** start Data provided **

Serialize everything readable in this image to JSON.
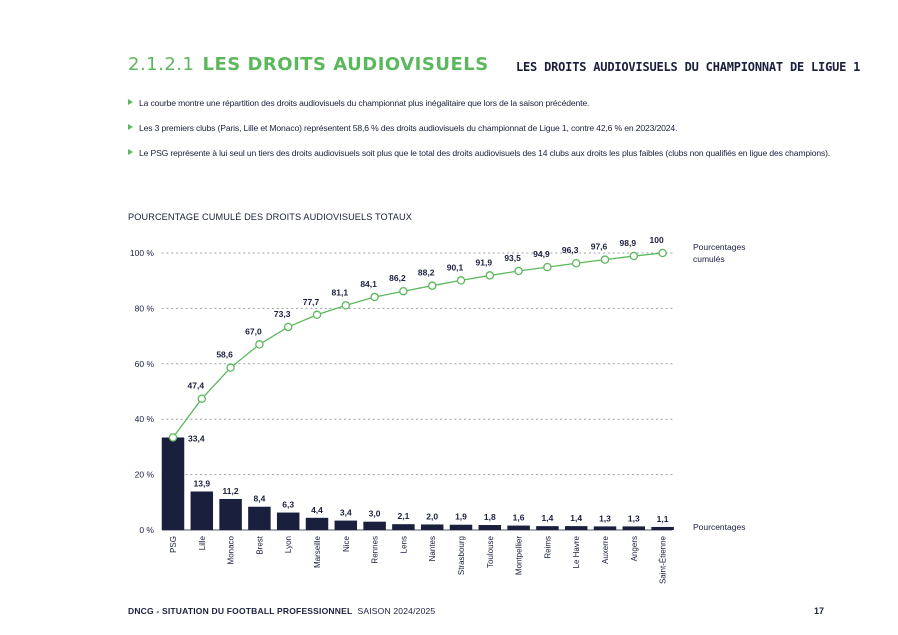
{
  "header": {
    "section_number": "2.1.2.1",
    "section_title": "LES DROITS AUDIOVISUELS",
    "chart_heading": "LES DROITS AUDIOVISUELS DU CHAMPIONNAT DE LIGUE 1"
  },
  "bullets": [
    "La courbe montre une répartition des droits audiovisuels du championnat plus inégalitaire que lors de la saison précédente.",
    "Les 3 premiers clubs (Paris, Lille et Monaco) représentent 58,6 % des droits audiovisuels du championnat de Ligue 1, contre 42,6 % en 2023/2024.",
    "Le PSG représente à lui seul un tiers des droits audiovisuels soit plus que le total des droits audiovisuels des 14 clubs aux droits les plus faibles (clubs non qualifiés en ligue des champions)."
  ],
  "chart_subtitle": "POURCENTAGE CUMULÉ DES DROITS AUDIOVISUELS TOTAUX",
  "chart_data": {
    "type": "bar",
    "title": "POURCENTAGE CUMULÉ DES DROITS AUDIOVISUELS TOTAUX",
    "categories": [
      "PSG",
      "Lille",
      "Monaco",
      "Brest",
      "Lyon",
      "Marseille",
      "Nice",
      "Rennes",
      "Lens",
      "Nantes",
      "Strasbourg",
      "Toulouse",
      "Montpellier",
      "Reims",
      "Le Havre",
      "Auxerre",
      "Angers",
      "Saint-Étienne"
    ],
    "series": [
      {
        "name": "Pourcentages",
        "type": "bar",
        "values": [
          33.4,
          13.9,
          11.2,
          8.4,
          6.3,
          4.4,
          3.4,
          3.0,
          2.1,
          2.0,
          1.9,
          1.8,
          1.6,
          1.4,
          1.4,
          1.3,
          1.3,
          1.1
        ],
        "labels": [
          "33,4",
          "13,9",
          "11,2",
          "8,4",
          "6,3",
          "4,4",
          "3,4",
          "3,0",
          "2,1",
          "2,0",
          "1,9",
          "1,8",
          "1,6",
          "1,4",
          "1,4",
          "1,3",
          "1,3",
          "1,1"
        ]
      },
      {
        "name": "Pourcentages cumulés",
        "type": "line",
        "values": [
          33.4,
          47.4,
          58.6,
          67.0,
          73.3,
          77.7,
          81.1,
          84.1,
          86.2,
          88.2,
          90.1,
          91.9,
          93.5,
          94.9,
          96.3,
          97.6,
          98.9,
          100
        ],
        "labels": [
          "33,4",
          "47,4",
          "58,6",
          "67,0",
          "73,3",
          "77,7",
          "81,1",
          "84,1",
          "86,2",
          "88,2",
          "90,1",
          "91,9",
          "93,5",
          "94,9",
          "96,3",
          "97,6",
          "98,9",
          "100"
        ]
      }
    ],
    "legend": {
      "line_line1": "Pourcentages",
      "line_line2": "cumulés",
      "bar": "Pourcentages"
    },
    "yticks": [
      0,
      20,
      40,
      60,
      80,
      100
    ],
    "ytick_labels": [
      "0 %",
      "20 %",
      "40 %",
      "60 %",
      "80 %",
      "100 %"
    ],
    "ylim": [
      0,
      100
    ],
    "grid": true,
    "colors": {
      "bar": "#1a1f3d",
      "line": "#5cb85c",
      "grid": "#9aa0a8"
    }
  },
  "footer": {
    "left_bold": "DNCG - SITUATION DU FOOTBALL PROFESSIONNEL",
    "left_regular": "SAISON 2024/2025",
    "page_number": "17"
  }
}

** end Data provided **

**Exercise brief:** Print all of the records shown above exactly, leaving out each picture.

**Written solution:**
Serialize everything readable in this image to JSON.
{
  "header": {
    "section_number": "2.1.2.1",
    "section_title": "LES DROITS AUDIOVISUELS",
    "chart_heading": "LES DROITS AUDIOVISUELS DU CHAMPIONNAT DE LIGUE 1"
  },
  "bullets": [
    "La courbe montre une répartition des droits audiovisuels du championnat plus inégalitaire que lors de la saison précédente.",
    "Les 3 premiers clubs (Paris, Lille et Monaco) représentent 58,6 % des droits audiovisuels du championnat de Ligue 1, contre 42,6 % en 2023/2024.",
    "Le PSG représente à lui seul un tiers des droits audiovisuels soit plus que le total des droits audiovisuels des 14 clubs aux droits les plus faibles (clubs non qualifiés en ligue des champions)."
  ],
  "chart_subtitle": "POURCENTAGE CUMULÉ DES DROITS AUDIOVISUELS TOTAUX",
  "chart_data": {
    "type": "bar",
    "title": "POURCENTAGE CUMULÉ DES DROITS AUDIOVISUELS TOTAUX",
    "categories": [
      "PSG",
      "Lille",
      "Monaco",
      "Brest",
      "Lyon",
      "Marseille",
      "Nice",
      "Rennes",
      "Lens",
      "Nantes",
      "Strasbourg",
      "Toulouse",
      "Montpellier",
      "Reims",
      "Le Havre",
      "Auxerre",
      "Angers",
      "Saint-Étienne"
    ],
    "series": [
      {
        "name": "Pourcentages",
        "type": "bar",
        "values": [
          33.4,
          13.9,
          11.2,
          8.4,
          6.3,
          4.4,
          3.4,
          3.0,
          2.1,
          2.0,
          1.9,
          1.8,
          1.6,
          1.4,
          1.4,
          1.3,
          1.3,
          1.1
        ],
        "labels": [
          "33,4",
          "13,9",
          "11,2",
          "8,4",
          "6,3",
          "4,4",
          "3,4",
          "3,0",
          "2,1",
          "2,0",
          "1,9",
          "1,8",
          "1,6",
          "1,4",
          "1,4",
          "1,3",
          "1,3",
          "1,1"
        ]
      },
      {
        "name": "Pourcentages cumulés",
        "type": "line",
        "values": [
          33.4,
          47.4,
          58.6,
          67.0,
          73.3,
          77.7,
          81.1,
          84.1,
          86.2,
          88.2,
          90.1,
          91.9,
          93.5,
          94.9,
          96.3,
          97.6,
          98.9,
          100
        ],
        "labels": [
          "33,4",
          "47,4",
          "58,6",
          "67,0",
          "73,3",
          "77,7",
          "81,1",
          "84,1",
          "86,2",
          "88,2",
          "90,1",
          "91,9",
          "93,5",
          "94,9",
          "96,3",
          "97,6",
          "98,9",
          "100"
        ]
      }
    ],
    "legend": {
      "line_line1": "Pourcentages",
      "line_line2": "cumulés",
      "bar": "Pourcentages"
    },
    "yticks": [
      0,
      20,
      40,
      60,
      80,
      100
    ],
    "ytick_labels": [
      "0 %",
      "20 %",
      "40 %",
      "60 %",
      "80 %",
      "100 %"
    ],
    "ylim": [
      0,
      100
    ],
    "grid": true,
    "colors": {
      "bar": "#1a1f3d",
      "line": "#5cb85c",
      "grid": "#9aa0a8"
    }
  },
  "footer": {
    "left_bold": "DNCG - SITUATION DU FOOTBALL PROFESSIONNEL",
    "left_regular": "SAISON 2024/2025",
    "page_number": "17"
  }
}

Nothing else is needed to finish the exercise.